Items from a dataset

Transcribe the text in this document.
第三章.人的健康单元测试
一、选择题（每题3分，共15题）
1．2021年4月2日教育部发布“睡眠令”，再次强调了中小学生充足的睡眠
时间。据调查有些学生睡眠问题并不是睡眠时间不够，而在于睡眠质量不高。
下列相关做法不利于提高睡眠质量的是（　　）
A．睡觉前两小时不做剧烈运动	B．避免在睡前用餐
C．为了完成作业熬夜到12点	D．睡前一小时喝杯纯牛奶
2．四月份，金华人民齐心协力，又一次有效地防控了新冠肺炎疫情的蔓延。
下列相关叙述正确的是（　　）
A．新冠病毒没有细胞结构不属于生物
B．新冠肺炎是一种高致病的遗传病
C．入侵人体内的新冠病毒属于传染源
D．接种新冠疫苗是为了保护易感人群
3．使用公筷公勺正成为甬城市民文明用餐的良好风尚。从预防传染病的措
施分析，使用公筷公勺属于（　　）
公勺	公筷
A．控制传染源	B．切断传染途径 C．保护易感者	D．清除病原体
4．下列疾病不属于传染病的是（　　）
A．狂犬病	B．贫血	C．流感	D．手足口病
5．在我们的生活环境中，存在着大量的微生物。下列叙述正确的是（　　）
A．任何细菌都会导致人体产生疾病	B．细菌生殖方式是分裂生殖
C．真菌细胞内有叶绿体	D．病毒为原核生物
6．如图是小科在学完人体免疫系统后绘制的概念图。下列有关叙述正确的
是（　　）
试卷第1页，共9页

• **BRIEF**
Write out the data again, exactly and in full.

• **SOLUTION TO THIS EXERCISE**
Transcribe the text in this document.
第三章.人的健康单元测试
一、选择题（每题3分，共15题）
1．2021年4月2日教育部发布“睡眠令”，再次强调了中小学生充足的睡眠
时间。据调查有些学生睡眠问题并不是睡眠时间不够，而在于睡眠质量不高。
下列相关做法不利于提高睡眠质量的是（　　）
A．睡觉前两小时不做剧烈运动	B．避免在睡前用餐
C．为了完成作业熬夜到12点	D．睡前一小时喝杯纯牛奶
2．四月份，金华人民齐心协力，又一次有效地防控了新冠肺炎疫情的蔓延。
下列相关叙述正确的是（　　）
A．新冠病毒没有细胞结构不属于生物
B．新冠肺炎是一种高致病的遗传病
C．入侵人体内的新冠病毒属于传染源
D．接种新冠疫苗是为了保护易感人群
3．使用公筷公勺正成为甬城市民文明用餐的良好风尚。从预防传染病的措
施分析，使用公筷公勺属于（　　）
公勺	公筷
A．控制传染源	B．切断传染途径 C．保护易感者	D．清除病原体
4．下列疾病不属于传染病的是（　　）
A．狂犬病	B．贫血	C．流感	D．手足口病
5．在我们的生活环境中，存在着大量的微生物。下列叙述正确的是（　　）
A．任何细菌都会导致人体产生疾病	B．细菌生殖方式是分裂生殖
C．真菌细胞内有叶绿体	D．病毒为原核生物
6．如图是小科在学完人体免疫系统后绘制的概念图。下列有关叙述正确的
是（　　）
试卷第1页，共9页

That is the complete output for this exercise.